** begin PROVIDED DATA **
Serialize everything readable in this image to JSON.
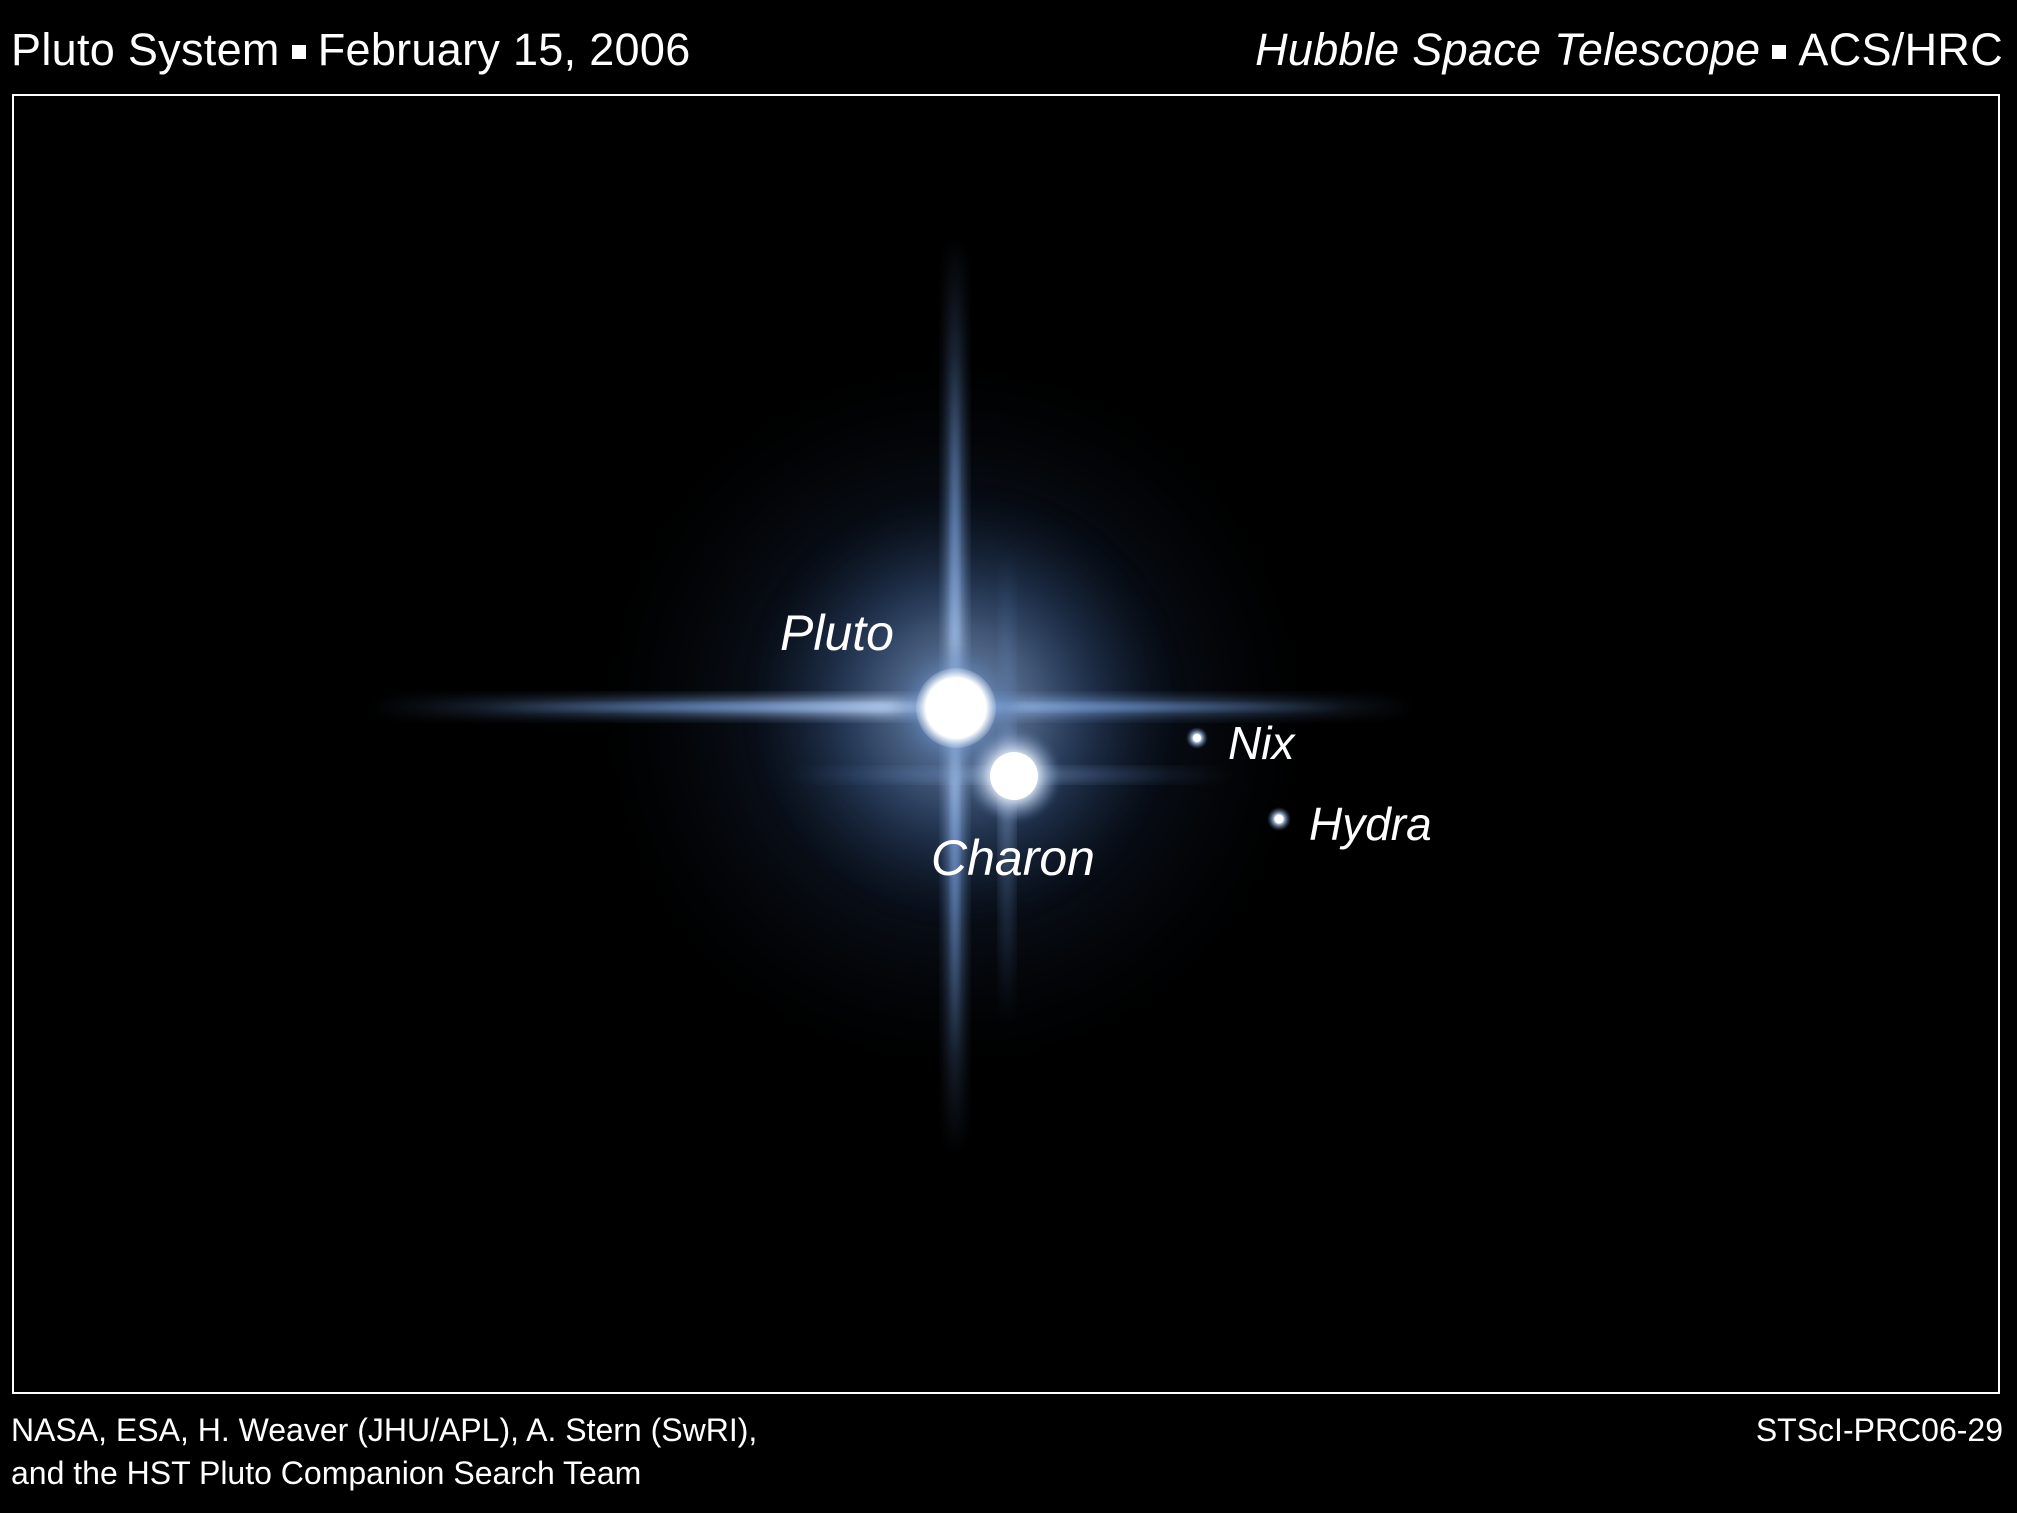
{
  "header": {
    "title": "Pluto System",
    "date": "February 15, 2006",
    "telescope": "Hubble Space Telescope",
    "instrument": "ACS/HRC"
  },
  "image": {
    "labels": {
      "pluto": "Pluto",
      "charon": "Charon",
      "nix": "Nix",
      "hydra": "Hydra"
    },
    "colors": {
      "background": "#000000",
      "glow": "#5b86c4",
      "core": "#ffffff"
    }
  },
  "footer": {
    "credit_line1": "NASA, ESA, H. Weaver (JHU/APL), A. Stern (SwRI),",
    "credit_line2": "and the HST Pluto Companion Search Team",
    "release_id": "STScI-PRC06-29"
  }
}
** end PROVIDED DATA **
*CHALLENGE:*
Reproduce the material word for word, minus the images.

*RESULT OF THE TASK:*
Serialize everything readable in this image to JSON.
{
  "header": {
    "title": "Pluto System",
    "date": "February 15, 2006",
    "telescope": "Hubble Space Telescope",
    "instrument": "ACS/HRC"
  },
  "image": {
    "labels": {
      "pluto": "Pluto",
      "charon": "Charon",
      "nix": "Nix",
      "hydra": "Hydra"
    },
    "colors": {
      "background": "#000000",
      "glow": "#5b86c4",
      "core": "#ffffff"
    }
  },
  "footer": {
    "credit_line1": "NASA, ESA, H. Weaver (JHU/APL), A. Stern (SwRI),",
    "credit_line2": "and the HST Pluto Companion Search Team",
    "release_id": "STScI-PRC06-29"
  }
}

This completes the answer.